▸ The request: Collect from the data below each line with "following".

▸ Data listing:
================================

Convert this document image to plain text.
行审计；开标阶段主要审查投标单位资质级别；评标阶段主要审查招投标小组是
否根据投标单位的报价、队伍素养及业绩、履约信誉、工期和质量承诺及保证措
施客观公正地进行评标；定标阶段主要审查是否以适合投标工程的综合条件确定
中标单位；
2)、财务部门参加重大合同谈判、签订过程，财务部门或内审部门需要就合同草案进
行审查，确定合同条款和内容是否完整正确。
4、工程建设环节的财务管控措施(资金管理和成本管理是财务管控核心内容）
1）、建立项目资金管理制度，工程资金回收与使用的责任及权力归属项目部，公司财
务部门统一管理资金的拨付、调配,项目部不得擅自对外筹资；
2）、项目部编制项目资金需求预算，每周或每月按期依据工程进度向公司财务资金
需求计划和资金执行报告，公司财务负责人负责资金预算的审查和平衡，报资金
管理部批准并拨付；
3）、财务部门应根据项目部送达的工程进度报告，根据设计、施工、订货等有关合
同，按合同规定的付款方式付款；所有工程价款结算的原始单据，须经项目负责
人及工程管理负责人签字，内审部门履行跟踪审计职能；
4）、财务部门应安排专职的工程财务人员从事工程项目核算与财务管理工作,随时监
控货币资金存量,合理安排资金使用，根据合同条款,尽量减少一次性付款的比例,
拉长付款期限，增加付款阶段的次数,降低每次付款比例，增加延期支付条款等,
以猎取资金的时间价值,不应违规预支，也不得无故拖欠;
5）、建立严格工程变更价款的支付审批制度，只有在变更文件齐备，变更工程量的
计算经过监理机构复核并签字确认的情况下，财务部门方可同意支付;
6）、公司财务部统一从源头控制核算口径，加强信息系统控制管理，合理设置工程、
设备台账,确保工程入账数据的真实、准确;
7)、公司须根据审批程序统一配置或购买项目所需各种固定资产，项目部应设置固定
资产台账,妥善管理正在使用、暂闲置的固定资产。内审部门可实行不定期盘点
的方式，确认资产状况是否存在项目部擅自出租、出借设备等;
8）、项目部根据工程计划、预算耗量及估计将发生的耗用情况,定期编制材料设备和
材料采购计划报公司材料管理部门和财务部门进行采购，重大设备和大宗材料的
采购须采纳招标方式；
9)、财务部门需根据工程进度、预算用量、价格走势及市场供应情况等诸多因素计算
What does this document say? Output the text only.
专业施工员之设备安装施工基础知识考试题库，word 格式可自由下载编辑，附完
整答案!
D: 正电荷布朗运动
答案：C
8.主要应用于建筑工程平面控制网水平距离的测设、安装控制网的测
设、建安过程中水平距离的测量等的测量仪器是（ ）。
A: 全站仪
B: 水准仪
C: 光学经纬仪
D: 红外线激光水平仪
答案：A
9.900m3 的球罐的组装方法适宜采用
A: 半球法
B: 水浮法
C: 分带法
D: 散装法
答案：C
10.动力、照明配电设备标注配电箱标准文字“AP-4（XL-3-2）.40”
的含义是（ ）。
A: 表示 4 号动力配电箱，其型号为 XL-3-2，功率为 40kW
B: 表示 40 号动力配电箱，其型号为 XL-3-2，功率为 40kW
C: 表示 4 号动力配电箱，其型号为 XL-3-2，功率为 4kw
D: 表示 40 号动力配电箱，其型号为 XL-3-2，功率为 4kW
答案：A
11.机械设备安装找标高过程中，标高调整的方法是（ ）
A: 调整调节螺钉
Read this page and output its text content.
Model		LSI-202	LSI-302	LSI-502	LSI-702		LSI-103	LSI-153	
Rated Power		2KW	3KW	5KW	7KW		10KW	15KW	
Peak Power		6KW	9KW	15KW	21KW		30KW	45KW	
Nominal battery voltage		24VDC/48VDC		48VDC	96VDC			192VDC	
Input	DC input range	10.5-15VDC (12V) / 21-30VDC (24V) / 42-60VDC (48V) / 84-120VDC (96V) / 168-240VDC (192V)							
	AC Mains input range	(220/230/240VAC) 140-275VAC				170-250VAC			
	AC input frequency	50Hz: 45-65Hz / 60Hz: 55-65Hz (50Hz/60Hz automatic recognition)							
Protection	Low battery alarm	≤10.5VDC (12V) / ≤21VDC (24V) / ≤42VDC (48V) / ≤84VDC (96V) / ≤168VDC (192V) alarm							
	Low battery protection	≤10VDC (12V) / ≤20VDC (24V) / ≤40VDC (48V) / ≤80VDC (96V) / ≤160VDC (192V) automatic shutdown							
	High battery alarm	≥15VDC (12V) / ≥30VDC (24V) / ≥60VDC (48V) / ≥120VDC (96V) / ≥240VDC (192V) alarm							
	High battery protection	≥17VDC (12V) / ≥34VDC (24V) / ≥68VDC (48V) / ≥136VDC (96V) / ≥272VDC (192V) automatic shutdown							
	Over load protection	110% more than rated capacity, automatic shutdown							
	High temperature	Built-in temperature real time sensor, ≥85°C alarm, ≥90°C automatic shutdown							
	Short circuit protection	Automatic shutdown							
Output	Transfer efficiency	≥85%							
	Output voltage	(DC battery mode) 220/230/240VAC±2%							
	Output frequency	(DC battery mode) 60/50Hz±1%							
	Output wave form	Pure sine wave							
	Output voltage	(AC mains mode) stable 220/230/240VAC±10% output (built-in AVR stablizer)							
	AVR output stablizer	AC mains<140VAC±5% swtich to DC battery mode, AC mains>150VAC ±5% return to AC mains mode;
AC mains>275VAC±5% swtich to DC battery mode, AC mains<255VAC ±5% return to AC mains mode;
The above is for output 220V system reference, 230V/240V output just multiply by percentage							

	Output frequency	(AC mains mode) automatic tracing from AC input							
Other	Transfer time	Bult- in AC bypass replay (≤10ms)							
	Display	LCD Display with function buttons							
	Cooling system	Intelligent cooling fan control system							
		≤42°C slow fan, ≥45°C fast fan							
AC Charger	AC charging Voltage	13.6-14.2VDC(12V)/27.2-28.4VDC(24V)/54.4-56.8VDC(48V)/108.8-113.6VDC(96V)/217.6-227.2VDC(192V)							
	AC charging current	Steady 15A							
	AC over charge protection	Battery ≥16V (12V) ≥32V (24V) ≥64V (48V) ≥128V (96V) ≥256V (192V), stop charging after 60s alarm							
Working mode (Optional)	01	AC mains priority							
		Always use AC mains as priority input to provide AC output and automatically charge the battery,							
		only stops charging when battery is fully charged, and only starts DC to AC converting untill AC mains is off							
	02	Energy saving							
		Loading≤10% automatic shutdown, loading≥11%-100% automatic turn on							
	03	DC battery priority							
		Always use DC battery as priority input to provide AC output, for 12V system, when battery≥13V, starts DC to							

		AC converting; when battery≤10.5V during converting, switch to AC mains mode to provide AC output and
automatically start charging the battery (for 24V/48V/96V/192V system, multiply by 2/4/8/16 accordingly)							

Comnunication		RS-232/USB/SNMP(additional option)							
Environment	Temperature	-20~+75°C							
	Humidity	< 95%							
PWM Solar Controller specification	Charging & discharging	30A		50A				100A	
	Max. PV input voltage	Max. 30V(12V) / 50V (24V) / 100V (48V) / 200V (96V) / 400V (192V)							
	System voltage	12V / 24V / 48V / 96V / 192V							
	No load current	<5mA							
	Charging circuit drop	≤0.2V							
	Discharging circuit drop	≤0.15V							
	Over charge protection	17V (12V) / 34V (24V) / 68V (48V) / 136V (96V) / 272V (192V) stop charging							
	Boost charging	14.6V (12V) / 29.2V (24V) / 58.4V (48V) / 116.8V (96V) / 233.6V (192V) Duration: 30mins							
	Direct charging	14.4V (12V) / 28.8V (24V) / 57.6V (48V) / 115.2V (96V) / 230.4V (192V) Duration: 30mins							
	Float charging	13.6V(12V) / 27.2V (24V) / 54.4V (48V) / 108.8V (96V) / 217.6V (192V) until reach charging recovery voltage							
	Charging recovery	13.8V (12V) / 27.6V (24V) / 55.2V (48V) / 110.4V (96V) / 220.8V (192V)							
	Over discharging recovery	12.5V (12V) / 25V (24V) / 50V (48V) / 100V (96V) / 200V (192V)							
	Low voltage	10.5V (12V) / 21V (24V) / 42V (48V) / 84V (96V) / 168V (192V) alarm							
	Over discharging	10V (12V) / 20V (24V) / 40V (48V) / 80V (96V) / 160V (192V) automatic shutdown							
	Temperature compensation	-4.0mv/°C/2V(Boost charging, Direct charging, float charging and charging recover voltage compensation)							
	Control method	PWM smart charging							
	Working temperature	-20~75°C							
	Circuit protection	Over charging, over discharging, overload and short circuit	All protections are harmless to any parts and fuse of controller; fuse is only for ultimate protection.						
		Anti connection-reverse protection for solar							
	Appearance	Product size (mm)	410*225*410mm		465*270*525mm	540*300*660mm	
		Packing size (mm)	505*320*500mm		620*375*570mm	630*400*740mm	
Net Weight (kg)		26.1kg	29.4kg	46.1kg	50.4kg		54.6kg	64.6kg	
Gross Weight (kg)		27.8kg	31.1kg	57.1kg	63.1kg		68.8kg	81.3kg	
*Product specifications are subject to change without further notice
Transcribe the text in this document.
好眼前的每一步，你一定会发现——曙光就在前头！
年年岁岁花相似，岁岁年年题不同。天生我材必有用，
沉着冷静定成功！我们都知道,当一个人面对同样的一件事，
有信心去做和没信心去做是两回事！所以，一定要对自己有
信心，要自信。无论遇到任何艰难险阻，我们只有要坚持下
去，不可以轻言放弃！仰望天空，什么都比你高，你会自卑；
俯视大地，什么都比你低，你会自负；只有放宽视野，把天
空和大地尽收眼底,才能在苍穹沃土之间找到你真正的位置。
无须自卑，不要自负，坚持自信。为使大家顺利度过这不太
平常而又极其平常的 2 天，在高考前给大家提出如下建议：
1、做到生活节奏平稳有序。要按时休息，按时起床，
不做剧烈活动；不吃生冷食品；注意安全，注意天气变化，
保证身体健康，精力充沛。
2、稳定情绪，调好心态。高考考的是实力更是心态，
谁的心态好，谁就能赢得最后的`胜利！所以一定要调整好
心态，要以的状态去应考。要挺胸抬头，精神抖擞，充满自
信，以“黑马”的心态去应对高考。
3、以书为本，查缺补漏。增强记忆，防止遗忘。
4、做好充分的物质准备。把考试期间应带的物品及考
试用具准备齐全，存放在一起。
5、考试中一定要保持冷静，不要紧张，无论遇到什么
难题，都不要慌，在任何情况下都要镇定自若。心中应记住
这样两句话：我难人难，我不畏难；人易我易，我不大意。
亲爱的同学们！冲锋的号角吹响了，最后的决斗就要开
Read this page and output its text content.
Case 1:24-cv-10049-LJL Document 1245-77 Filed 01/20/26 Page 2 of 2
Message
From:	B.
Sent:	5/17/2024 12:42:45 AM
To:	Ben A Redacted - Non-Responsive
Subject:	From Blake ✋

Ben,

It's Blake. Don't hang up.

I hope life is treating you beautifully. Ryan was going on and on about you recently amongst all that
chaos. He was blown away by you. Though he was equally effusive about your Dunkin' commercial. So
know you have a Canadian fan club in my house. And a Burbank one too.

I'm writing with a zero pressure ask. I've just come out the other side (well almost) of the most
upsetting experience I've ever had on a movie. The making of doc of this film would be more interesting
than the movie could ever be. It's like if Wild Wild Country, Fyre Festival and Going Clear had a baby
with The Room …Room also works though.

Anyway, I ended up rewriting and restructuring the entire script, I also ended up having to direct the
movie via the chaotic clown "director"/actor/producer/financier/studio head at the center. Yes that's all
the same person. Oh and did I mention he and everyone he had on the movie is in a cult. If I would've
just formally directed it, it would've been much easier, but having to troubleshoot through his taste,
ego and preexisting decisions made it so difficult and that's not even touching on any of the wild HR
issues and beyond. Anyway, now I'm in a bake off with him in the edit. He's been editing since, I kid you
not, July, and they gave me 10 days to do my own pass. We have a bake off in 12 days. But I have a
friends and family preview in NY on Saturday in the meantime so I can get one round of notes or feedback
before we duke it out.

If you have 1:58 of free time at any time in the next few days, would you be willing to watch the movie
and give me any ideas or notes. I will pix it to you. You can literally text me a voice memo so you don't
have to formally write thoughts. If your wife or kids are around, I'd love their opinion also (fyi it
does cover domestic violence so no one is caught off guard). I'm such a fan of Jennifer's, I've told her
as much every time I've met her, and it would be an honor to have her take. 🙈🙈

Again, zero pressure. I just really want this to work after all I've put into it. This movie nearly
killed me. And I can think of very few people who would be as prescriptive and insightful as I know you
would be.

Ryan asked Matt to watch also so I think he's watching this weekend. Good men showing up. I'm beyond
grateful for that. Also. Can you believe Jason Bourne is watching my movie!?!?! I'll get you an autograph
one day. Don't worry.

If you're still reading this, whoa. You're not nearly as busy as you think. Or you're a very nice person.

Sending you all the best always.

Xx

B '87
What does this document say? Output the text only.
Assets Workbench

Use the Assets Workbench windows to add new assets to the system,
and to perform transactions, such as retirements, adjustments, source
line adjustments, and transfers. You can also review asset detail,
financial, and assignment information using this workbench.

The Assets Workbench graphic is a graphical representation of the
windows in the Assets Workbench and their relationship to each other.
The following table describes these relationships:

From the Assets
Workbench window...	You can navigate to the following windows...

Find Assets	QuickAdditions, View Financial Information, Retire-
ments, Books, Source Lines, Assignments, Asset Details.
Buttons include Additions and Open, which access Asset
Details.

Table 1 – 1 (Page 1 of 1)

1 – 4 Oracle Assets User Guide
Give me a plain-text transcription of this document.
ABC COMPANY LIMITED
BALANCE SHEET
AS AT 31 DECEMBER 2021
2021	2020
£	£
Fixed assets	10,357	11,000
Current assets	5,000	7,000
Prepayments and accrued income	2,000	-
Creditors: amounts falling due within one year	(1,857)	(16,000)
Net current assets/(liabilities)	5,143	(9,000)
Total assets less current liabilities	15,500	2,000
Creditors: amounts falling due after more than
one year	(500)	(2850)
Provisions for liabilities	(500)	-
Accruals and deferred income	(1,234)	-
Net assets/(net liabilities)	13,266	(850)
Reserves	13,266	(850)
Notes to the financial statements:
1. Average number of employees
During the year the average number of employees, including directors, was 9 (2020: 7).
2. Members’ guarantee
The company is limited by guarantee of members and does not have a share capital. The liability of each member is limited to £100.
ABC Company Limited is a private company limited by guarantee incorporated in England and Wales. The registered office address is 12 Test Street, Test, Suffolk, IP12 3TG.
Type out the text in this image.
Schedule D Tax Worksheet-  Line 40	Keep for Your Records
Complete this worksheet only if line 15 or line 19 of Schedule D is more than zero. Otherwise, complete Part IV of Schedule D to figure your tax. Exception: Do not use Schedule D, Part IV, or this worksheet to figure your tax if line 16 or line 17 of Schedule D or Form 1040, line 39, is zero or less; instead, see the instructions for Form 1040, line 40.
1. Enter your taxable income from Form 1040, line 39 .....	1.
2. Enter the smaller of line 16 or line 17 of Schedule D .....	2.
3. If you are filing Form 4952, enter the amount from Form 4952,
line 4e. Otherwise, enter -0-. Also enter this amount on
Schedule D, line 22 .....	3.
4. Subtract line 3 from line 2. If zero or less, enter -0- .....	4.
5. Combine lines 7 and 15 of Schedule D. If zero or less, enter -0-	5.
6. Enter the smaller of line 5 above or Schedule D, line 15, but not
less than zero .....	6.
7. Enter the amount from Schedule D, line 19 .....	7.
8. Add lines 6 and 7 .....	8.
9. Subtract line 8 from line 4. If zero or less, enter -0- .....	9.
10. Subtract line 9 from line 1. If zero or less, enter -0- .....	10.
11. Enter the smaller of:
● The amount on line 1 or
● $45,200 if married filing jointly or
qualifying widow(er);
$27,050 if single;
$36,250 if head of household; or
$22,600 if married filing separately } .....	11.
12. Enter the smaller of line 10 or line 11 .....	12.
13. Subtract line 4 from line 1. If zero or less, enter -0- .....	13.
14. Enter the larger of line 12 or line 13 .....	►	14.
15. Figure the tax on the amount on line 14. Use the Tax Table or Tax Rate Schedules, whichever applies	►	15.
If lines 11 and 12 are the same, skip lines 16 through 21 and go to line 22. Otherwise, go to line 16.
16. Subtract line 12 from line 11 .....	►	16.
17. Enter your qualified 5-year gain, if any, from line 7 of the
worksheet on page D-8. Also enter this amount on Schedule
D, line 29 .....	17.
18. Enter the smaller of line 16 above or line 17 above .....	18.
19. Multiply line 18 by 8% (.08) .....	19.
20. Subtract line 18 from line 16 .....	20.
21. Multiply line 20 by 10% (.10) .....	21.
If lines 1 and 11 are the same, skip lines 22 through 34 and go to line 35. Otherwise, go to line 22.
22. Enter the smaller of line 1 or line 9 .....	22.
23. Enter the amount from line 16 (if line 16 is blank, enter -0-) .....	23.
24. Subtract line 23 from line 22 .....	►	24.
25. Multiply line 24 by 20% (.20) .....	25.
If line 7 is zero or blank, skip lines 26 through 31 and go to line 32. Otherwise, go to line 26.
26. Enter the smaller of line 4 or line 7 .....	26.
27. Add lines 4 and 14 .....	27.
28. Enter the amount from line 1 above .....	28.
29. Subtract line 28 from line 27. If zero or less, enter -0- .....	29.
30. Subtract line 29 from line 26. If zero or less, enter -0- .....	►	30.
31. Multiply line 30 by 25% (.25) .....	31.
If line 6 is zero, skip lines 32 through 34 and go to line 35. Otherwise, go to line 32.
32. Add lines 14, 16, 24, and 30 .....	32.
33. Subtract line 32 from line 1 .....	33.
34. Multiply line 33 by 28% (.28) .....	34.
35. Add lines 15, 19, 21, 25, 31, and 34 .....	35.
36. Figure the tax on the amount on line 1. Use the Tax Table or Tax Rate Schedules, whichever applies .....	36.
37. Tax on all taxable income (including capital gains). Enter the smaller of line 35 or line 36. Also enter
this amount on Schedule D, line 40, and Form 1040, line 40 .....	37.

================================

▸ Full answer:
The following table describes these relationships:
Workbench window...	You can navigate to the following windows...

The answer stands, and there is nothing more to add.